Return each line of the listing that contains the string "name".

LISTED RECORDS:
------------------------------------------------------------

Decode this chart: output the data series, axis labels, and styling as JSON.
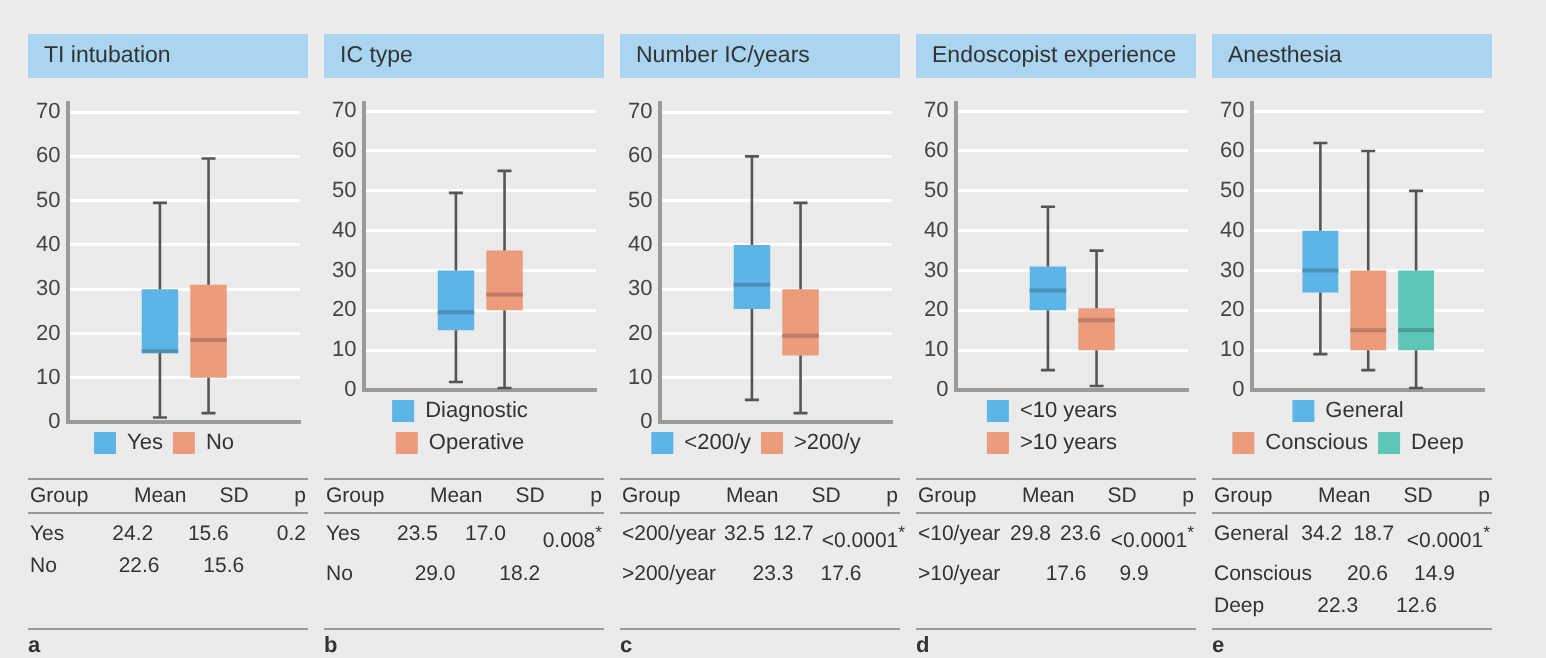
{
  "chart_data": [
    {
      "type": "box",
      "title": "TI intubation",
      "categories": [
        null
      ],
      "ylim": [
        0,
        72
      ],
      "yticks": [
        0,
        10,
        20,
        30,
        40,
        50,
        60,
        70
      ],
      "grid": "y",
      "legend": "bottom",
      "tick_labels": "y",
      "series": [
        {
          "name": "Yes",
          "color": "#5cb5e6",
          "boxes": [
            {
              "low": 1,
              "q1": 16,
              "median": 16,
              "q3": 30,
              "high": 49.5
            }
          ]
        },
        {
          "name": "No",
          "color": "#ec9b7c",
          "boxes": [
            {
              "low": 2,
              "q1": 10,
              "median": 18.5,
              "q3": 31,
              "high": 59.5
            }
          ]
        }
      ],
      "annotations": [
        "Group",
        "Mean",
        "SD",
        "p",
        "Yes",
        "24.2",
        "15.6",
        "0.2",
        "No",
        "22.6",
        "15.6",
        "a"
      ]
    },
    {
      "type": "box",
      "title": "IC type",
      "categories": [
        null
      ],
      "ylim": [
        0,
        72
      ],
      "yticks": [
        0,
        10,
        20,
        30,
        40,
        50,
        60,
        70
      ],
      "grid": "y",
      "legend": "bottom",
      "tick_labels": "y",
      "series": [
        {
          "name": "Diagnostic",
          "color": "#5cb5e6",
          "boxes": [
            {
              "low": 2,
              "q1": 15,
              "median": 19.5,
              "q3": 30,
              "high": 49.5
            }
          ]
        },
        {
          "name": "Operative",
          "color": "#ec9b7c",
          "boxes": [
            {
              "low": 0.5,
              "q1": 20,
              "median": 24,
              "q3": 35,
              "high": 55
            }
          ]
        }
      ],
      "annotations": [
        "Group",
        "Mean",
        "SD",
        "p",
        "Yes",
        "23.5",
        "17.0",
        "0.008$^{*}$",
        "No",
        "29.0",
        "18.2",
        "b"
      ]
    },
    {
      "type": "box",
      "title": "Number IC/years",
      "categories": [
        null
      ],
      "ylim": [
        0,
        72
      ],
      "yticks": [
        0,
        10,
        20,
        30,
        40,
        50,
        60,
        70
      ],
      "grid": "y",
      "legend": "bottom",
      "tick_labels": "y",
      "series": [
        {
          "name": "<200/y",
          "color": "#5cb5e6",
          "boxes": [
            {
              "low": 5,
              "q1": 25.5,
              "median": 31,
              "q3": 40,
              "high": 60
            }
          ]
        },
        {
          "name": ">200/y",
          "color": "#ec9b7c",
          "boxes": [
            {
              "low": 2,
              "q1": 15,
              "median": 19.5,
              "q3": 30,
              "high": 49.5
            }
          ]
        }
      ],
      "annotations": [
        "Group",
        "Mean",
        "SD",
        "p",
        "<200/year",
        "32.5",
        "12.7",
        "<0.0001$^{*}$",
        ">200/year",
        "23.3",
        "17.6",
        "c"
      ]
    },
    {
      "type": "box",
      "title": "Endoscopist experience",
      "categories": [
        null
      ],
      "ylim": [
        0,
        72
      ],
      "yticks": [
        0,
        10,
        20,
        30,
        40,
        50,
        60,
        70
      ],
      "grid": "y",
      "legend": "bottom",
      "tick_labels": "y",
      "series": [
        {
          "name": "<10 years",
          "color": "#5cb5e6",
          "boxes": [
            {
              "low": 5,
              "q1": 20,
              "median": 25,
              "q3": 31,
              "high": 46
            }
          ]
        },
        {
          "name": ">10 years",
          "color": "#ec9b7c",
          "boxes": [
            {
              "low": 1,
              "q1": 10,
              "median": 17.5,
              "q3": 20.5,
              "high": 35
            }
          ]
        }
      ],
      "annotations": [
        "Group",
        "Mean",
        "SD",
        "p",
        "<10/year",
        "29.8",
        "23.6",
        "<0.0001$^{*}$",
        ">10/year",
        "17.6",
        "9.9",
        "d"
      ]
    },
    {
      "type": "box",
      "title": "Anesthesia",
      "categories": [
        null
      ],
      "ylim": [
        0,
        72
      ],
      "yticks": [
        0,
        10,
        20,
        30,
        40,
        50,
        60,
        70
      ],
      "grid": "y",
      "legend": "bottom",
      "tick_labels": "y",
      "series": [
        {
          "name": "General",
          "color": "#5cb5e6",
          "boxes": [
            {
              "low": 9,
              "q1": 24.5,
              "median": 30,
              "q3": 40,
              "high": 62
            }
          ]
        },
        {
          "name": "Conscious",
          "color": "#ec9b7c",
          "boxes": [
            {
              "low": 5,
              "q1": 10,
              "median": 15,
              "q3": 30,
              "high": 60
            }
          ]
        },
        {
          "name": "Deep",
          "color": "#5cc7b9",
          "boxes": [
            {
              "low": 0.5,
              "q1": 10,
              "median": 15,
              "q3": 30,
              "high": 50
            }
          ]
        }
      ],
      "annotations": [
        "Group",
        "Mean",
        "SD",
        "p",
        "General",
        "34.2",
        "18.7",
        "<0.0001$^{*}$",
        "Conscious",
        "20.6",
        "14.9",
        "Deep",
        "22.3",
        "12.6",
        "e"
      ]
    }
  ]
}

------------------------------------------------------------

RESPONSE TO THIS EXERCISE:
          "name": "Yes",
          "name": "No",
          "name": "Diagnostic",
          "name": "Operative",
          "name": "<200/y",
          "name": ">200/y",
          "name": "<10 years",
          "name": ">10 years",
          "name": "General",
          "name": "Conscious",
          "name": "Deep",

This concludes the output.